Exercise details → Locate the string "Fltr" in the listing below. Copy every line where it is found.

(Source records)
+===+
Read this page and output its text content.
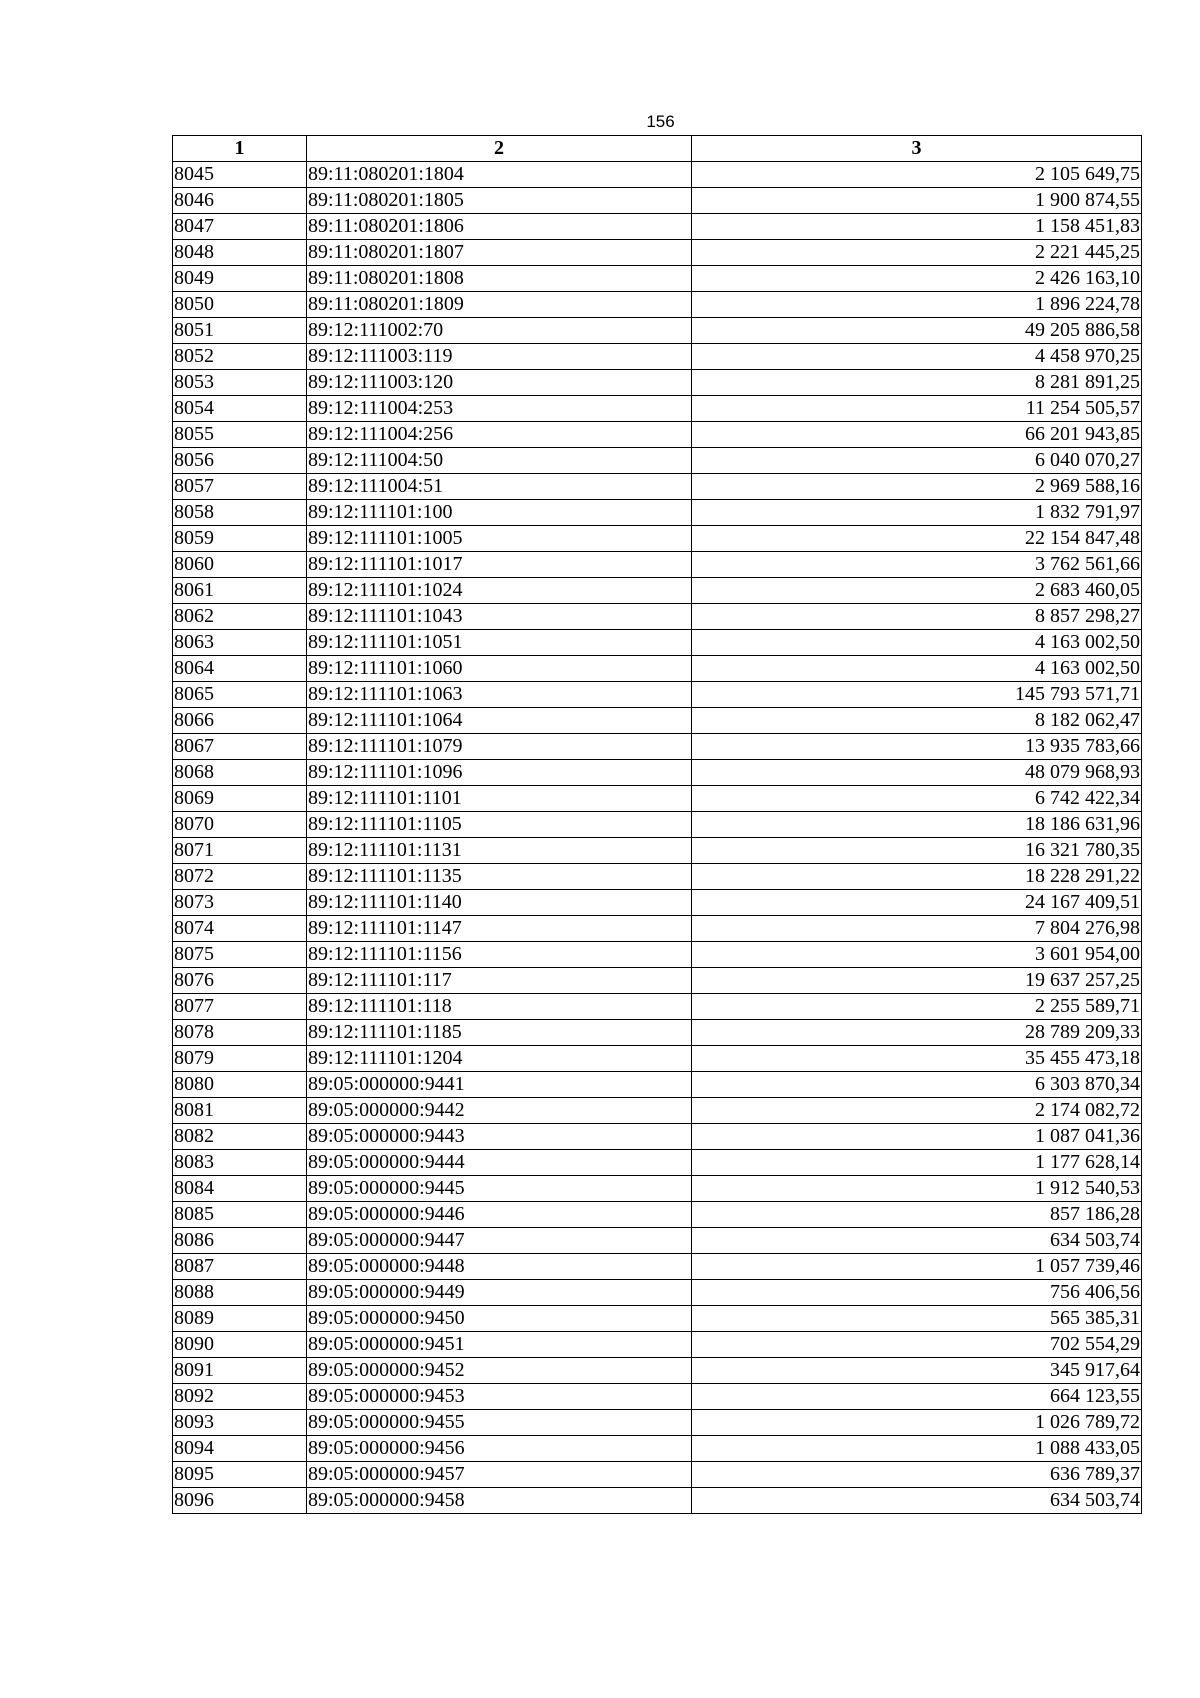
156
1	2	3
8045	89:11:080201:1804	2 105 649,75
8046	89:11:080201:1805	1 900 874,55
8047	89:11:080201:1806	1 158 451,83
8048	89:11:080201:1807	2 221 445,25
8049	89:11:080201:1808	2 426 163,10
8050	89:11:080201:1809	1 896 224,78
8051	89:12:111002:70	49 205 886,58
8052	89:12:111003:119	4 458 970,25
8053	89:12:111003:120	8 281 891,25
8054	89:12:111004:253	11 254 505,57
8055	89:12:111004:256	66 201 943,85
8056	89:12:111004:50	6 040 070,27
8057	89:12:111004:51	2 969 588,16
8058	89:12:111101:100	1 832 791,97
8059	89:12:111101:1005	22 154 847,48
8060	89:12:111101:1017	3 762 561,66
8061	89:12:111101:1024	2 683 460,05
8062	89:12:111101:1043	8 857 298,27
8063	89:12:111101:1051	4 163 002,50
8064	89:12:111101:1060	4 163 002,50
8065	89:12:111101:1063	145 793 571,71
8066	89:12:111101:1064	8 182 062,47
8067	89:12:111101:1079	13 935 783,66
8068	89:12:111101:1096	48 079 968,93
8069	89:12:111101:1101	6 742 422,34
8070	89:12:111101:1105	18 186 631,96
8071	89:12:111101:1131	16 321 780,35
8072	89:12:111101:1135	18 228 291,22
8073	89:12:111101:1140	24 167 409,51
8074	89:12:111101:1147	7 804 276,98
8075	89:12:111101:1156	3 601 954,00
8076	89:12:111101:117	19 637 257,25
8077	89:12:111101:118	2 255 589,71
8078	89:12:111101:1185	28 789 209,33
8079	89:12:111101:1204	35 455 473,18
8080	89:05:000000:9441	6 303 870,34
8081	89:05:000000:9442	2 174 082,72
8082	89:05:000000:9443	1 087 041,36
8083	89:05:000000:9444	1 177 628,14
8084	89:05:000000:9445	1 912 540,53
8085	89:05:000000:9446	857 186,28
8086	89:05:000000:9447	634 503,74
8087	89:05:000000:9448	1 057 739,46
8088	89:05:000000:9449	756 406,56
8089	89:05:000000:9450	565 385,31
8090	89:05:000000:9451	702 554,29
8091	89:05:000000:9452	345 917,64
8092	89:05:000000:9453	664 123,55
8093	89:05:000000:9455	1 026 789,72
8094	89:05:000000:9456	1 088 433,05
8095	89:05:000000:9457	636 789,37
8096	89:05:000000:9458	634 503,74
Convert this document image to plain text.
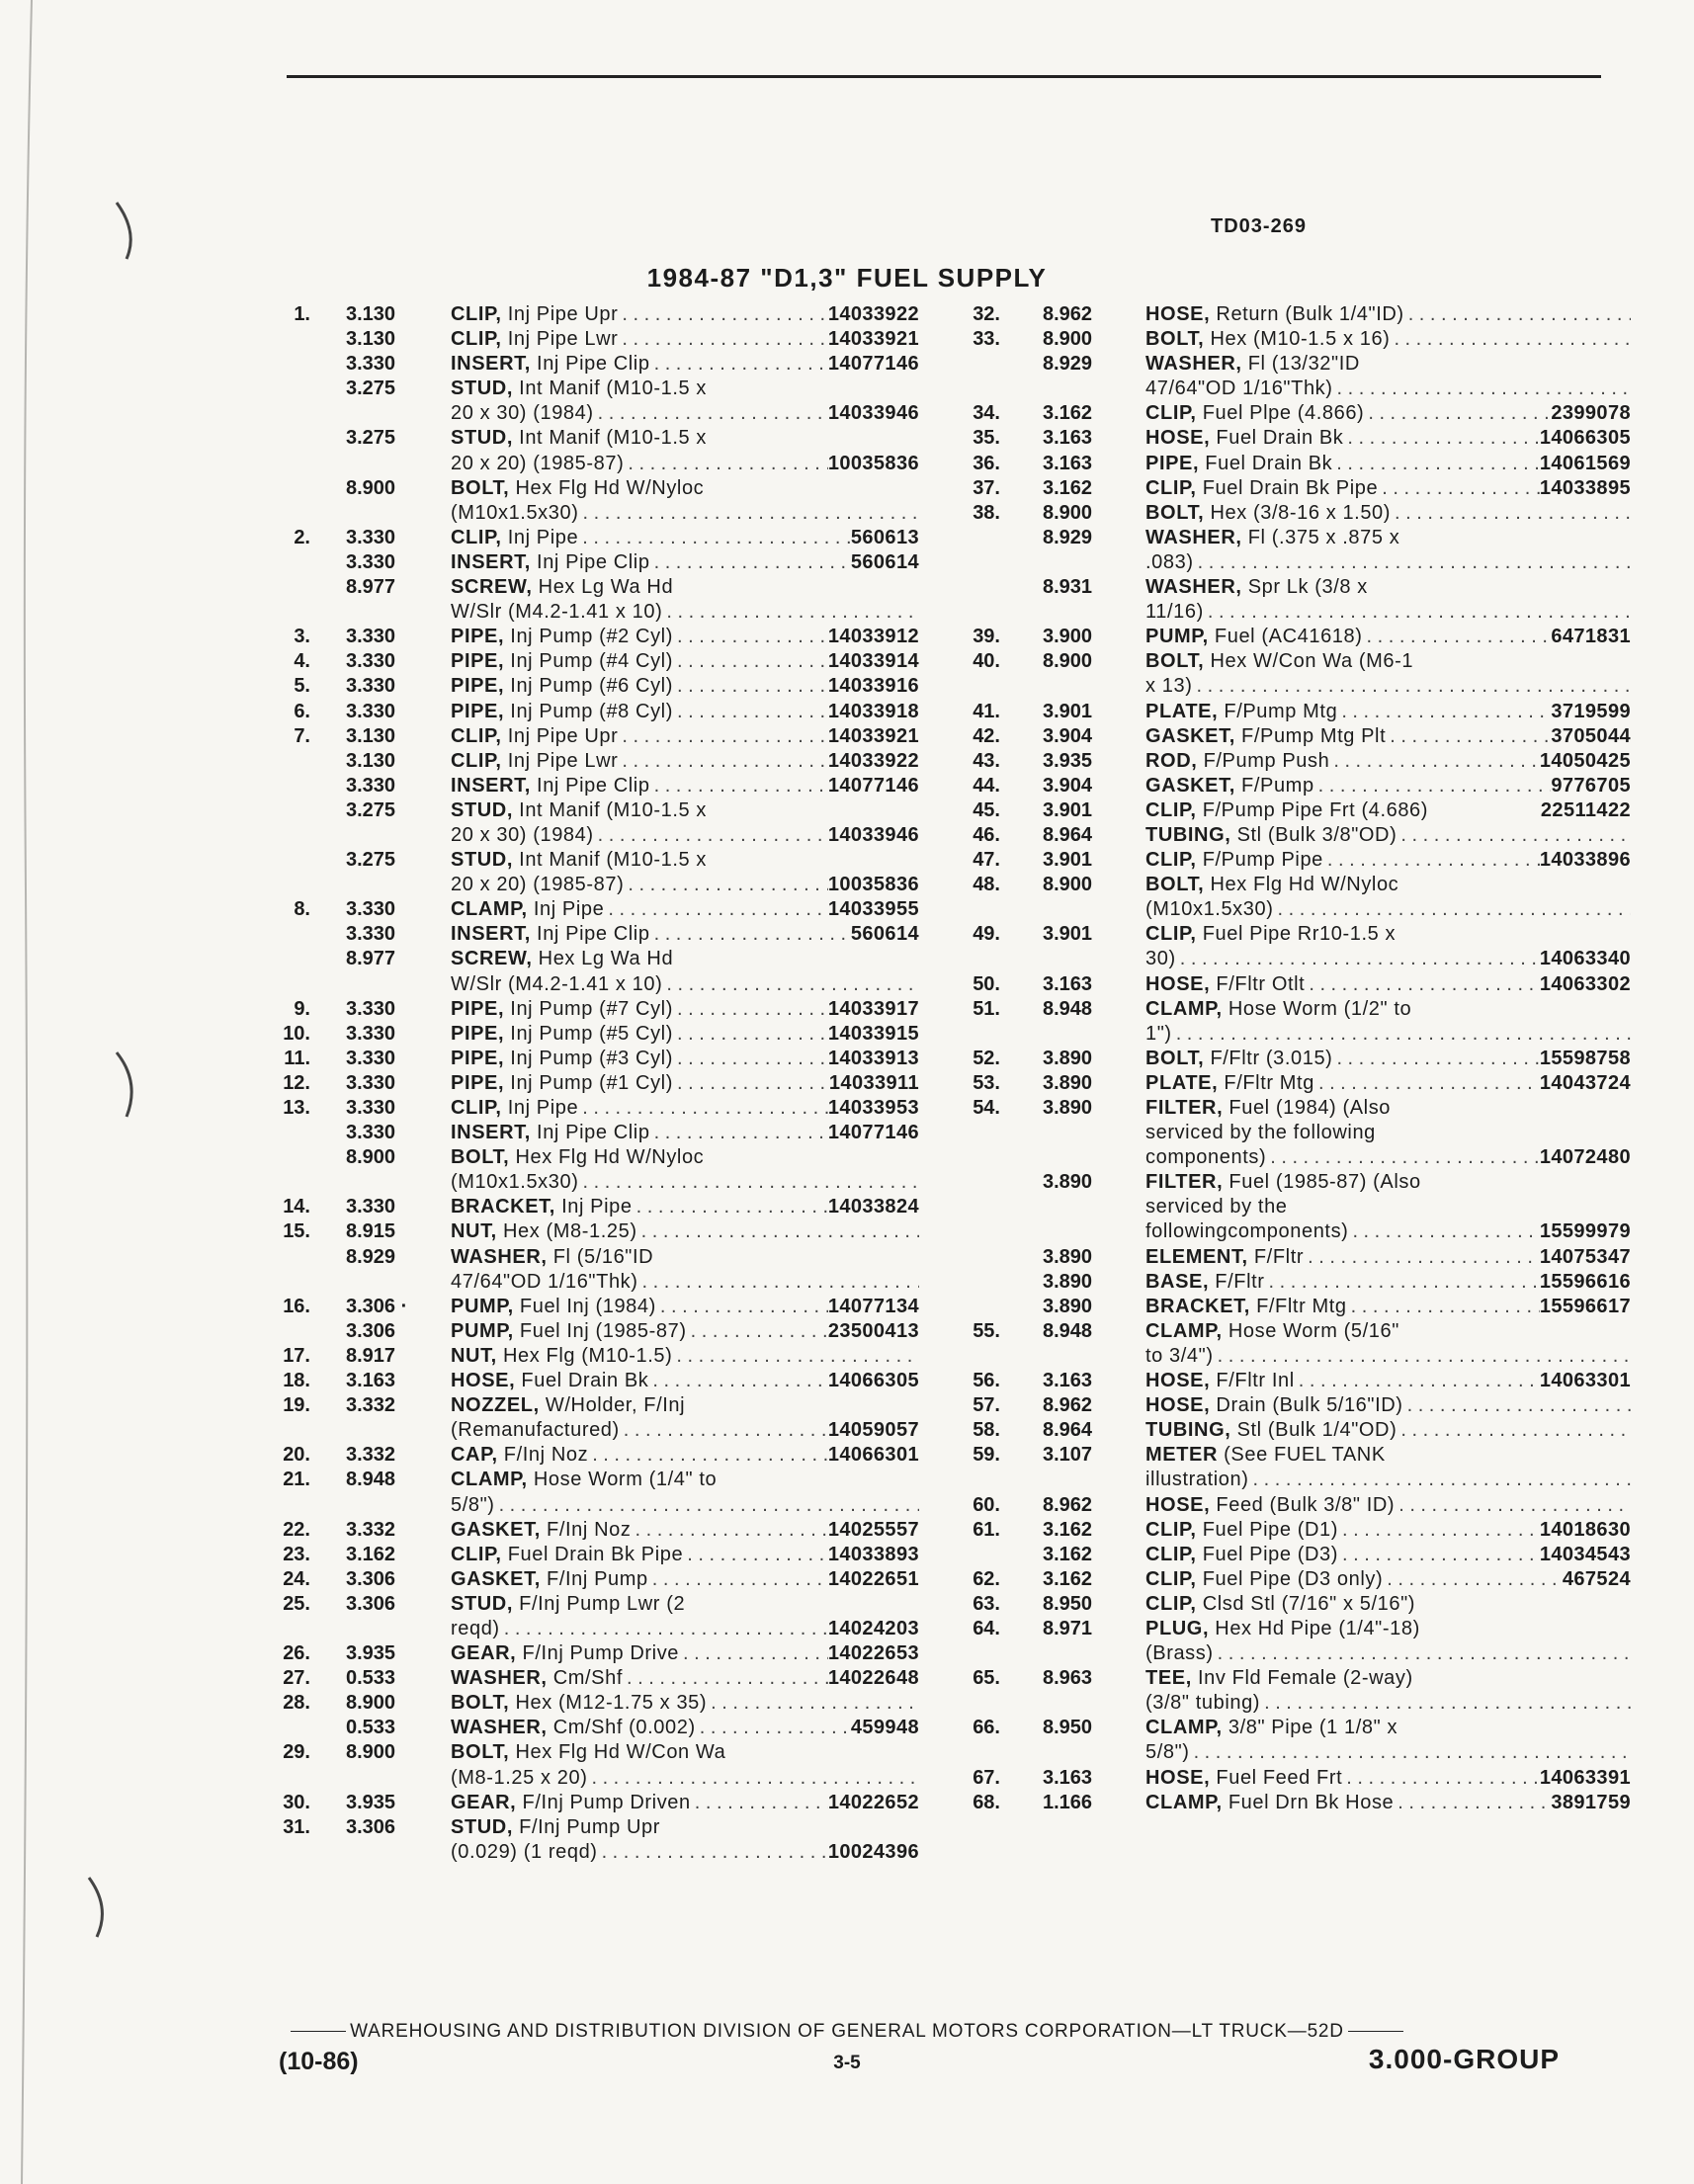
TD03-269
1984-87 "D1,3" FUEL SUPPLY
1. 3.130	CLIP, Inj Pipe Upr . . .	14033922
3.130	CLIP, Inj Pipe Lwr . . .	14033921
3.330	INSERT, Inj Pipe Clip . . .	14077146
3.275	STUD, Int Manif (M10-1.5 x
20 x 30) (1984) . . .	14033946
3.275	STUD, Int Manif (M10-1.5 x
20 x 20) (1985-87) . . .	10035836
8.900	BOLT, Hex Flg Hd W/Nyloc
(M10x1.5x30)
. . .
2. 3.330	CLIP, Inj Pipe . . .	560613
3.330	INSERT, Inj Pipe Clip . . .	560614
8.977	SCREW, Hex Lg Wa Hd
W/Slr (M4.2-1.41 x 10)
. . .
3. 3.330	PIPE, Inj Pump (#2 Cyl) . . .	14033912
4. 3.330	PIPE, Inj Pump (#4 Cyl) . . .	14033914
5. 3.330	PIPE, Inj Pump (#6 Cyl) . . .	14033916
6. 3.330	PIPE, Inj Pump (#8 Cyl) . . .	14033918
7. 3.130	CLIP, Inj Pipe Upr . . .	14033921
3.130	CLIP, Inj Pipe Lwr . . .	14033922
3.330	INSERT, Inj Pipe Clip . . .	14077146
3.275	STUD, Int Manif (M10-1.5 x
20 x 30) (1984) . . .	14033946
3.275	STUD, Int Manif (M10-1.5 x
20 x 20) (1985-87) . . .	10035836
8. 3.330	CLAMP, Inj Pipe . . .	14033955
3.330	INSERT, Inj Pipe Clip . . .	560614
8.977	SCREW, Hex Lg Wa Hd
W/Slr (M4.2-1.41 x 10)
. . .
9. 3.330	PIPE, Inj Pump (#7 Cyl) . . .	14033917
10. 3.330	PIPE, Inj Pump (#5 Cyl) . . .	14033915
11. 3.330	PIPE, Inj Pump (#3 Cyl) . . .	14033913
12. 3.330	PIPE, Inj Pump (#1 Cyl) . . .	14033911
13. 3.330	CLIP, Inj Pipe . . .	14033953
3.330	INSERT, Inj Pipe Clip . . .	14077146
8.900	BOLT, Hex Flg Hd W/Nyloc
(M10x1.5x30)
. . .
14. 3.330	BRACKET, Inj Pipe . . .	14033824
15. 8.915	NUT, Hex (M8-1.25)
. . .
8.929	WASHER, Fl (5/16"ID
47/64"OD 1/16"Thk)
. . .
16. 3.306 · PUMP, Fuel Inj (1984) . . .	14077134
3.306	PUMP, Fuel Inj (1985-87) . . .	23500413
17. 8.917	NUT, Hex Flg (M10-1.5)
. . .
18. 3.163	HOSE, Fuel Drain Bk . . .	14066305
19. 3.332	NOZZEL, W/Holder, F/Inj
(Remanufactured) . . .	14059057
20. 3.332	CAP, F/Inj Noz . . .	14066301
21. 8.948	CLAMP, Hose Worm (1/4" to
5/8")
. . .
22. 3.332	GASKET, F/Inj Noz . . .	14025557
23. 3.162	CLIP, Fuel Drain Bk Pipe . . .	14033893
24. 3.306	GASKET, F/Inj Pump . . .	14022651
25. 3.306	STUD, F/Inj Pump Lwr (2
reqd) . . .	14024203
26. 3.935	GEAR, F/Inj Pump Drive . . .	14022653
27. 0.533	WASHER, Cm/Shf . . .	14022648
28. 8.900	BOLT, Hex (M12-1.75 x 35)
. . .
0.533	WASHER, Cm/Shf (0.002) . . .	459948
29. 8.900	BOLT, Hex Flg Hd W/Con Wa
(M8-1.25 x 20)
. . .
30. 3.935	GEAR, F/Inj Pump Driven . . .	14022652
31. 3.306	STUD, F/Inj Pump Upr
(0.029) (1 reqd) . . .	10024396
32. 8.962	HOSE, Return (Bulk 1/4"ID)
. . .
33. 8.900	BOLT, Hex (M10-1.5 x 16)
. . .
8.929	WASHER, Fl (13/32"ID
47/64"OD 1/16"Thk)
. . .
34. 3.162	CLIP, Fuel Plpe (4.866) . . .	2399078
35. 3.163	HOSE, Fuel Drain Bk . . .	14066305
36. 3.163	PIPE, Fuel Drain Bk . . .	14061569
37. 3.162	CLIP, Fuel Drain Bk Pipe . . .	14033895
38. 8.900	BOLT, Hex (3/8-16 x 1.50)
. . .
8.929	WASHER, Fl (.375 x .875 x
.083)
. . .
8.931	WASHER, Spr Lk (3/8 x
11/16)
. . .
39. 3.900	PUMP, Fuel (AC41618) . . .	6471831
40. 8.900	BOLT, Hex W/Con Wa (M6-1
x 13)
. . .
41. 3.901	PLATE, F/Pump Mtg . . .	3719599
42. 3.904	GASKET, F/Pump Mtg Plt . . .	3705044
43. 3.935	ROD, F/Pump Push . . .	14050425
44. 3.904	GASKET, F/Pump . . .	9776705
45. 3.901	CLIP, F/Pump Pipe Frt (4.686)	22511422
46. 8.964	TUBING, Stl (Bulk 3/8"OD)
. . .
47. 3.901	CLIP, F/Pump Pipe . . .	14033896
48. 8.900	BOLT, Hex Flg Hd W/Nyloc
(M10x1.5x30)
. . .
49. 3.901	CLIP, Fuel Pipe Rr10-1.5 x
30) . . .	14063340
50. 3.163	HOSE, F/Fltr Otlt . . .	14063302
51. 8.948	CLAMP, Hose Worm (1/2" to
1")
. . .
52. 3.890	BOLT, F/Fltr (3.015) . . .	15598758
53. 3.890	PLATE, F/Fltr Mtg . . .	14043724
54. 3.890	FILTER, Fuel (1984) (Also
serviced by the following
components) . . .	14072480
3.890	FILTER, Fuel (1985-87) (Also
serviced by the
followingcomponents) . . .	15599979
3.890	ELEMENT, F/Fltr . . .	14075347
3.890	BASE, F/Fltr . . .	15596616
3.890	BRACKET, F/Fltr Mtg . . .	15596617
55. 8.948	CLAMP, Hose Worm (5/16"
to 3/4")
. . .
56. 3.163	HOSE, F/Fltr Inl . . .	14063301
57. 8.962	HOSE, Drain (Bulk 5/16"ID)
. . .
58. 8.964	TUBING, Stl (Bulk 1/4"OD)
. . .
59. 3.107	METER (See FUEL TANK
illustration)
. . .
60. 8.962	HOSE, Feed (Bulk 3/8" ID)
. . .
61. 3.162	CLIP, Fuel Pipe (D1) . . .	14018630
3.162	CLIP, Fuel Pipe (D3) . . .	14034543
62. 3.162	CLIP, Fuel Pipe (D3 only) . . .	467524
63. 8.950	CLIP, Clsd Stl (7/16" x 5/16")
64. 8.971	PLUG, Hex Hd Pipe (1/4"-18)
(Brass)
. . .
65. 8.963	TEE, Inv Fld Female (2-way)
(3/8" tubing)
. . .
66. 8.950	CLAMP, 3/8" Pipe (1 1/8" x
5/8")
. . .
67. 3.163	HOSE, Fuel Feed Frt . . .	14063391
68. 1.166	CLAMP, Fuel Drn Bk Hose . . .	3891759
WAREHOUSING AND DISTRIBUTION DIVISION OF GENERAL MOTORS CORPORATION—LT TRUCK—52D
(10-86)	3-5	3.000-GROUP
+===+
Finished answer →
50. 3.163	HOSE, F/Fltr Otlt . . .	14063302
52. 3.890	BOLT, F/Fltr (3.015) . . .	15598758
53. 3.890	PLATE, F/Fltr Mtg . . .	14043724
3.890	ELEMENT, F/Fltr . . .	14075347
3.890	BASE, F/Fltr . . .	15596616
3.890	BRACKET, F/Fltr Mtg . . .	15596617
56. 3.163	HOSE, F/Fltr Inl . . .	14063301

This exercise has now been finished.